TO DO — Write out the data below exactly as given, without any of its pictures.

INFORMATION PROVIDED —
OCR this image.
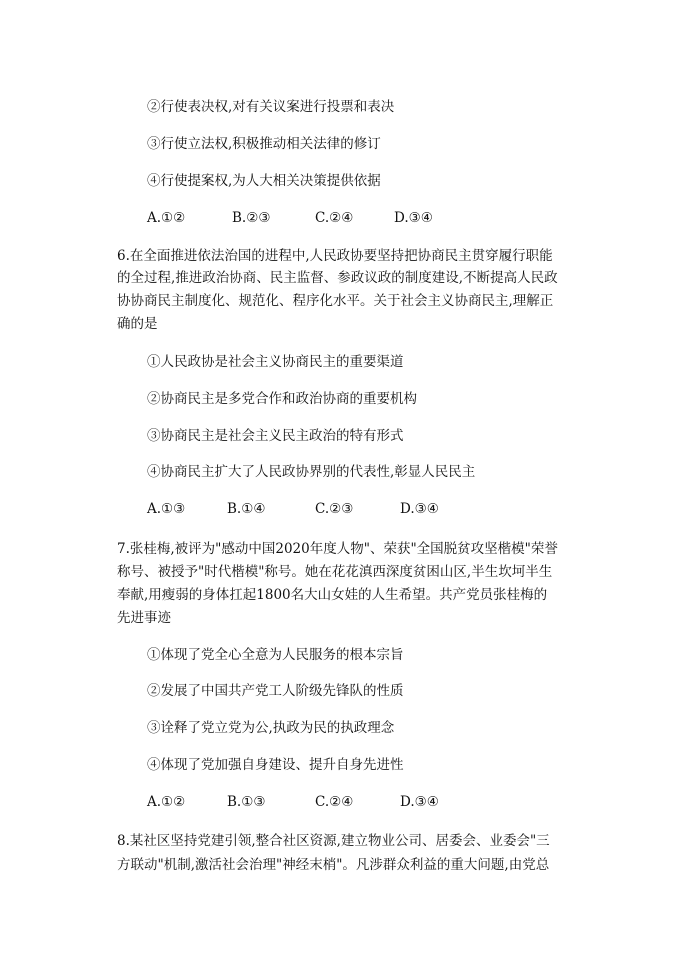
②行使表决权,对有关议案进行投票和表决
③行使立法权,积极推动相关法律的修订
④行使提案权,为人大相关决策提供依据
A.①②	B.②③	C.②④	D.③④
6.在全面推进依法治国的进程中,人民政协要坚持把协商民主贯穿履行职能
的全过程,推进政治协商、民主监督、参政议政的制度建设,不断提高人民政
协协商民主制度化、规范化、程序化水平。关于社会主义协商民主,理解正
确的是
①人民政协是社会主义协商民主的重要渠道
②协商民主是多党合作和政治协商的重要机构
③协商民主是社会主义民主政治的特有形式
④协商民主扩大了人民政协界别的代表性,彰显人民民主
A.①③	B.①④	C.②③	D.③④
7.张桂梅,被评为"感动中国2020年度人物"、荣获"全国脱贫攻坚楷模"荣誉
称号、被授予"时代楷模"称号。她在花花滇西深度贫困山区,半生坎坷半生
奉献,用瘦弱的身体扛起1800名大山女娃的人生希望。共产党员张桂梅的
先进事迹
①体现了党全心全意为人民服务的根本宗旨
②发展了中国共产党工人阶级先锋队的性质
③诠释了党立党为公,执政为民的执政理念
④体现了党加强自身建设、提升自身先进性
A.①②	B.①③	C.②④	D.③④
8.某社区坚持党建引领,整合社区资源,建立物业公司、居委会、业委会"三
方联动"机制,激活社会治理"神经末梢"。凡涉群众利益的重大问题,由党总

SOLVED EXERCISE —
OCR this image.
②行使表决权,对有关议案进行投票和表决
③行使立法权,积极推动相关法律的修订
④行使提案权,为人大相关决策提供依据
A.①②	B.②③	C.②④	D.③④
6.在全面推进依法治国的进程中,人民政协要坚持把协商民主贯穿履行职能
的全过程,推进政治协商、民主监督、参政议政的制度建设,不断提高人民政
协协商民主制度化、规范化、程序化水平。关于社会主义协商民主,理解正
确的是
①人民政协是社会主义协商民主的重要渠道
②协商民主是多党合作和政治协商的重要机构
③协商民主是社会主义民主政治的特有形式
④协商民主扩大了人民政协界别的代表性,彰显人民民主
A.①③	B.①④	C.②③	D.③④
7.张桂梅,被评为"感动中国2020年度人物"、荣获"全国脱贫攻坚楷模"荣誉
称号、被授予"时代楷模"称号。她在花花滇西深度贫困山区,半生坎坷半生
奉献,用瘦弱的身体扛起1800名大山女娃的人生希望。共产党员张桂梅的
先进事迹
①体现了党全心全意为人民服务的根本宗旨
②发展了中国共产党工人阶级先锋队的性质
③诠释了党立党为公,执政为民的执政理念
④体现了党加强自身建设、提升自身先进性
A.①②	B.①③	C.②④	D.③④
8.某社区坚持党建引领,整合社区资源,建立物业公司、居委会、业委会"三
方联动"机制,激活社会治理"神经末梢"。凡涉群众利益的重大问题,由党总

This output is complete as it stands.